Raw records
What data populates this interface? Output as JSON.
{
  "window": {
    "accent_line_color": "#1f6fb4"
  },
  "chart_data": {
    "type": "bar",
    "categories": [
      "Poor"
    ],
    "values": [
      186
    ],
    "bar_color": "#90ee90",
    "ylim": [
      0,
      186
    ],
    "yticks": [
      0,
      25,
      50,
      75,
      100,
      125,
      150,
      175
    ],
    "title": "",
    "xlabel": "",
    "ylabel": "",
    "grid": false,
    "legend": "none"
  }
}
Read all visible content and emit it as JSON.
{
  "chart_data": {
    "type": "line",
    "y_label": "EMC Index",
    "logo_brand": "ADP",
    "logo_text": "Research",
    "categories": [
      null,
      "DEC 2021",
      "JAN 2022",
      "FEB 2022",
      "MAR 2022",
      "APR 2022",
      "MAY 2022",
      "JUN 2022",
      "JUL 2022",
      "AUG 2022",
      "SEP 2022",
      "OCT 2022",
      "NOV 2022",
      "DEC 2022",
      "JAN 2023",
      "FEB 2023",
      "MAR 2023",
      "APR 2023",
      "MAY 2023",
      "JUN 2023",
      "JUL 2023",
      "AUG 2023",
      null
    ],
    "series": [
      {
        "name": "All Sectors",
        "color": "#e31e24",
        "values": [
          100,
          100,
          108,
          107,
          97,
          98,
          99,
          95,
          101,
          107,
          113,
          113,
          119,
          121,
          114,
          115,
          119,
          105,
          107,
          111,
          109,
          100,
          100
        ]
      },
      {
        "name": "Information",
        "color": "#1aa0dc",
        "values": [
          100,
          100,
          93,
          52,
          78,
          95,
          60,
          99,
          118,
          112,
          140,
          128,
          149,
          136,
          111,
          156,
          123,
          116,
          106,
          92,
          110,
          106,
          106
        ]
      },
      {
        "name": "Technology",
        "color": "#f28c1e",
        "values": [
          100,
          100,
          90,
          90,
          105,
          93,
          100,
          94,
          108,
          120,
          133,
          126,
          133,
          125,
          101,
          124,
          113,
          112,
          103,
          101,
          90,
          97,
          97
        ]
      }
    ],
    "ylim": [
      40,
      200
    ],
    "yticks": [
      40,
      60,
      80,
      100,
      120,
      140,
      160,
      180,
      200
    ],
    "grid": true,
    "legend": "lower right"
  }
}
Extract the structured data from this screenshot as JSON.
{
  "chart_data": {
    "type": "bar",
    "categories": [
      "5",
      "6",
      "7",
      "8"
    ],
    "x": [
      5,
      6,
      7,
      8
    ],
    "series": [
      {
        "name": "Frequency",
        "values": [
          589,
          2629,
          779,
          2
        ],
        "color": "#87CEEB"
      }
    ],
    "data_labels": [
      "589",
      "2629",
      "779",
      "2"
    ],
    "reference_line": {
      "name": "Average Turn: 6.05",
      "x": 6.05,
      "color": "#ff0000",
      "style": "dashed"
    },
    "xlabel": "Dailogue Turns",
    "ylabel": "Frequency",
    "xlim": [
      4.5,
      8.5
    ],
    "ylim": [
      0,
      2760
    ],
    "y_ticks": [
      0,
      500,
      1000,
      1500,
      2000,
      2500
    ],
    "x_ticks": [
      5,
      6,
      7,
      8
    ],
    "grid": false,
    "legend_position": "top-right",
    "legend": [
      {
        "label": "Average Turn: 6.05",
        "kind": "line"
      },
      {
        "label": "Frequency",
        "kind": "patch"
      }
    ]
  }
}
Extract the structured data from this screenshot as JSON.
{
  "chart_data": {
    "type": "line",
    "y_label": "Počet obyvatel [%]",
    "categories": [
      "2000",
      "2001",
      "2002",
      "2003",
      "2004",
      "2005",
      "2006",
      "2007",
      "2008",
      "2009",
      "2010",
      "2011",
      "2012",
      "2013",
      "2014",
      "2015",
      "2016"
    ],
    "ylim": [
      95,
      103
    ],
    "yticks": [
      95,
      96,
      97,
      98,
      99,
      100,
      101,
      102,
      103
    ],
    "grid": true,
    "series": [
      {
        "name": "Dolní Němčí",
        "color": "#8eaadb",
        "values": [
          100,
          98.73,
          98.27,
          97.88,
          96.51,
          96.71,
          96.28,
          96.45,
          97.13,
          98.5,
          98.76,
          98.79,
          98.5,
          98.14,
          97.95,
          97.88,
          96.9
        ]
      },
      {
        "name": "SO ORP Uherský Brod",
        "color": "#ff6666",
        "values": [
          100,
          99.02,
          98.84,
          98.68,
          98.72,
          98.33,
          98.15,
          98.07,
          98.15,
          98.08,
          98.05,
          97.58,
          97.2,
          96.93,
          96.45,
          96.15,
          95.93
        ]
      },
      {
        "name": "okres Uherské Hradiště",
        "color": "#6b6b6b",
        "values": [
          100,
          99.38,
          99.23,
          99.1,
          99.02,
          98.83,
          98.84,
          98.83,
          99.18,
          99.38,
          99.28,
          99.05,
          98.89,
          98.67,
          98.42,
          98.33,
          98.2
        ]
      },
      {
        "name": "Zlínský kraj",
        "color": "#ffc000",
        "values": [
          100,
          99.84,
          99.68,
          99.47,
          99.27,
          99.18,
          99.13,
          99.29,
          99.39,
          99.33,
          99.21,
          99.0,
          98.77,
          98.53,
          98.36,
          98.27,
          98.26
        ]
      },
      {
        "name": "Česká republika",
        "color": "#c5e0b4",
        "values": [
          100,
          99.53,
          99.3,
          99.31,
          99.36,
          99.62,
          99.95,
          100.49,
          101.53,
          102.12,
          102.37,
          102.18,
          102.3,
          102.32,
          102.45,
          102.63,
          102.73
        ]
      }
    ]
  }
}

= GIVEN REQUEST =
The entries above should be repeated exactly, every one of them.

= COMPLETED TASK =
What data populates this interface? Output as JSON.
{
  "window": {
    "accent_line_color": "#1f6fb4"
  },
  "chart_data": {
    "type": "bar",
    "categories": [
      "Poor"
    ],
    "values": [
      186
    ],
    "bar_color": "#90ee90",
    "ylim": [
      0,
      186
    ],
    "yticks": [
      0,
      25,
      50,
      75,
      100,
      125,
      150,
      175
    ],
    "title": "",
    "xlabel": "",
    "ylabel": "",
    "grid": false,
    "legend": "none"
  }
}
Read all visible content and emit it as JSON.
{
  "chart_data": {
    "type": "line",
    "y_label": "EMC Index",
    "logo_brand": "ADP",
    "logo_text": "Research",
    "categories": [
      null,
      "DEC 2021",
      "JAN 2022",
      "FEB 2022",
      "MAR 2022",
      "APR 2022",
      "MAY 2022",
      "JUN 2022",
      "JUL 2022",
      "AUG 2022",
      "SEP 2022",
      "OCT 2022",
      "NOV 2022",
      "DEC 2022",
      "JAN 2023",
      "FEB 2023",
      "MAR 2023",
      "APR 2023",
      "MAY 2023",
      "JUN 2023",
      "JUL 2023",
      "AUG 2023",
      null
    ],
    "series": [
      {
        "name": "All Sectors",
        "color": "#e31e24",
        "values": [
          100,
          100,
          108,
          107,
          97,
          98,
          99,
          95,
          101,
          107,
          113,
          113,
          119,
          121,
          114,
          115,
          119,
          105,
          107,
          111,
          109,
          100,
          100
        ]
      },
      {
        "name": "Information",
        "color": "#1aa0dc",
        "values": [
          100,
          100,
          93,
          52,
          78,
          95,
          60,
          99,
          118,
          112,
          140,
          128,
          149,
          136,
          111,
          156,
          123,
          116,
          106,
          92,
          110,
          106,
          106
        ]
      },
      {
        "name": "Technology",
        "color": "#f28c1e",
        "values": [
          100,
          100,
          90,
          90,
          105,
          93,
          100,
          94,
          108,
          120,
          133,
          126,
          133,
          125,
          101,
          124,
          113,
          112,
          103,
          101,
          90,
          97,
          97
        ]
      }
    ],
    "ylim": [
      40,
      200
    ],
    "yticks": [
      40,
      60,
      80,
      100,
      120,
      140,
      160,
      180,
      200
    ],
    "grid": true,
    "legend": "lower right"
  }
}
Extract the structured data from this screenshot as JSON.
{
  "chart_data": {
    "type": "bar",
    "categories": [
      "5",
      "6",
      "7",
      "8"
    ],
    "x": [
      5,
      6,
      7,
      8
    ],
    "series": [
      {
        "name": "Frequency",
        "values": [
          589,
          2629,
          779,
          2
        ],
        "color": "#87CEEB"
      }
    ],
    "data_labels": [
      "589",
      "2629",
      "779",
      "2"
    ],
    "reference_line": {
      "name": "Average Turn: 6.05",
      "x": 6.05,
      "color": "#ff0000",
      "style": "dashed"
    },
    "xlabel": "Dailogue Turns",
    "ylabel": "Frequency",
    "xlim": [
      4.5,
      8.5
    ],
    "ylim": [
      0,
      2760
    ],
    "y_ticks": [
      0,
      500,
      1000,
      1500,
      2000,
      2500
    ],
    "x_ticks": [
      5,
      6,
      7,
      8
    ],
    "grid": false,
    "legend_position": "top-right",
    "legend": [
      {
        "label": "Average Turn: 6.05",
        "kind": "line"
      },
      {
        "label": "Frequency",
        "kind": "patch"
      }
    ]
  }
}
Extract the structured data from this screenshot as JSON.
{
  "chart_data": {
    "type": "line",
    "y_label": "Počet obyvatel [%]",
    "categories": [
      "2000",
      "2001",
      "2002",
      "2003",
      "2004",
      "2005",
      "2006",
      "2007",
      "2008",
      "2009",
      "2010",
      "2011",
      "2012",
      "2013",
      "2014",
      "2015",
      "2016"
    ],
    "ylim": [
      95,
      103
    ],
    "yticks": [
      95,
      96,
      97,
      98,
      99,
      100,
      101,
      102,
      103
    ],
    "grid": true,
    "series": [
      {
        "name": "Dolní Němčí",
        "color": "#8eaadb",
        "values": [
          100,
          98.73,
          98.27,
          97.88,
          96.51,
          96.71,
          96.28,
          96.45,
          97.13,
          98.5,
          98.76,
          98.79,
          98.5,
          98.14,
          97.95,
          97.88,
          96.9
        ]
      },
      {
        "name": "SO ORP Uherský Brod",
        "color": "#ff6666",
        "values": [
          100,
          99.02,
          98.84,
          98.68,
          98.72,
          98.33,
          98.15,
          98.07,
          98.15,
          98.08,
          98.05,
          97.58,
          97.2,
          96.93,
          96.45,
          96.15,
          95.93
        ]
      },
      {
        "name": "okres Uherské Hradiště",
        "color": "#6b6b6b",
        "values": [
          100,
          99.38,
          99.23,
          99.1,
          99.02,
          98.83,
          98.84,
          98.83,
          99.18,
          99.38,
          99.28,
          99.05,
          98.89,
          98.67,
          98.42,
          98.33,
          98.2
        ]
      },
      {
        "name": "Zlínský kraj",
        "color": "#ffc000",
        "values": [
          100,
          99.84,
          99.68,
          99.47,
          99.27,
          99.18,
          99.13,
          99.29,
          99.39,
          99.33,
          99.21,
          99.0,
          98.77,
          98.53,
          98.36,
          98.27,
          98.26
        ]
      },
      {
        "name": "Česká republika",
        "color": "#c5e0b4",
        "values": [
          100,
          99.53,
          99.3,
          99.31,
          99.36,
          99.62,
          99.95,
          100.49,
          101.53,
          102.12,
          102.37,
          102.18,
          102.3,
          102.32,
          102.45,
          102.63,
          102.73
        ]
      }
    ]
  }
}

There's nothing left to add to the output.